GIVEN REQUEST:
Scan the records for the word "Западни". Copy each line that includes it.

SOURCE DATA:

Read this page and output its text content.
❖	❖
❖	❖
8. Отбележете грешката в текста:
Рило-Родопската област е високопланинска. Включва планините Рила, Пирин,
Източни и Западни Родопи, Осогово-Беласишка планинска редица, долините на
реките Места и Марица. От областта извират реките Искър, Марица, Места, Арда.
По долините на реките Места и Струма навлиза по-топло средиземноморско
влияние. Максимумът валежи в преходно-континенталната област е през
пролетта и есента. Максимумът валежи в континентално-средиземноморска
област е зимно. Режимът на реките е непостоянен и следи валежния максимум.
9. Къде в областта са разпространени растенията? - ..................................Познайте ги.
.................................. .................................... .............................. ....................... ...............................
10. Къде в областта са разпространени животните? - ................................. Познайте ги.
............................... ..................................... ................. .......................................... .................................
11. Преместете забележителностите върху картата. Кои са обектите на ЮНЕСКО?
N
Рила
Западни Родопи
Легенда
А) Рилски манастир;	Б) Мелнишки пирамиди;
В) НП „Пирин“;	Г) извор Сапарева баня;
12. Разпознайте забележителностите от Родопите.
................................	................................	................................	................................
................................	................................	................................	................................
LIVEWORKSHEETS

==

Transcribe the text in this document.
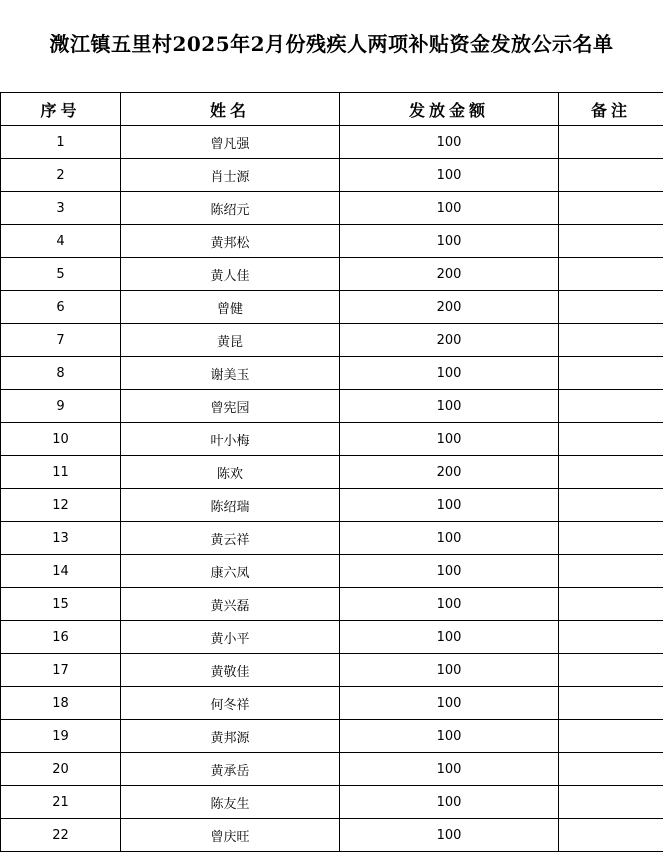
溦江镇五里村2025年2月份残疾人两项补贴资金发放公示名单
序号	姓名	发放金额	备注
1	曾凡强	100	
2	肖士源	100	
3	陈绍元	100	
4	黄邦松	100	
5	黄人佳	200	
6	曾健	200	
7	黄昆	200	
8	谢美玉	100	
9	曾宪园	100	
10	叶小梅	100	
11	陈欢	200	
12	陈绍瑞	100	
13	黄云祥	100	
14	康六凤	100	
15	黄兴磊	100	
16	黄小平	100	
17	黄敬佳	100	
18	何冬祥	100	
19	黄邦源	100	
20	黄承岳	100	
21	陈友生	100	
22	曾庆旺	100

SOLVED EXERCISE:
Източни и Западни Родопи, Осогово-Беласишка планинска редица, долините на
Западни Родопи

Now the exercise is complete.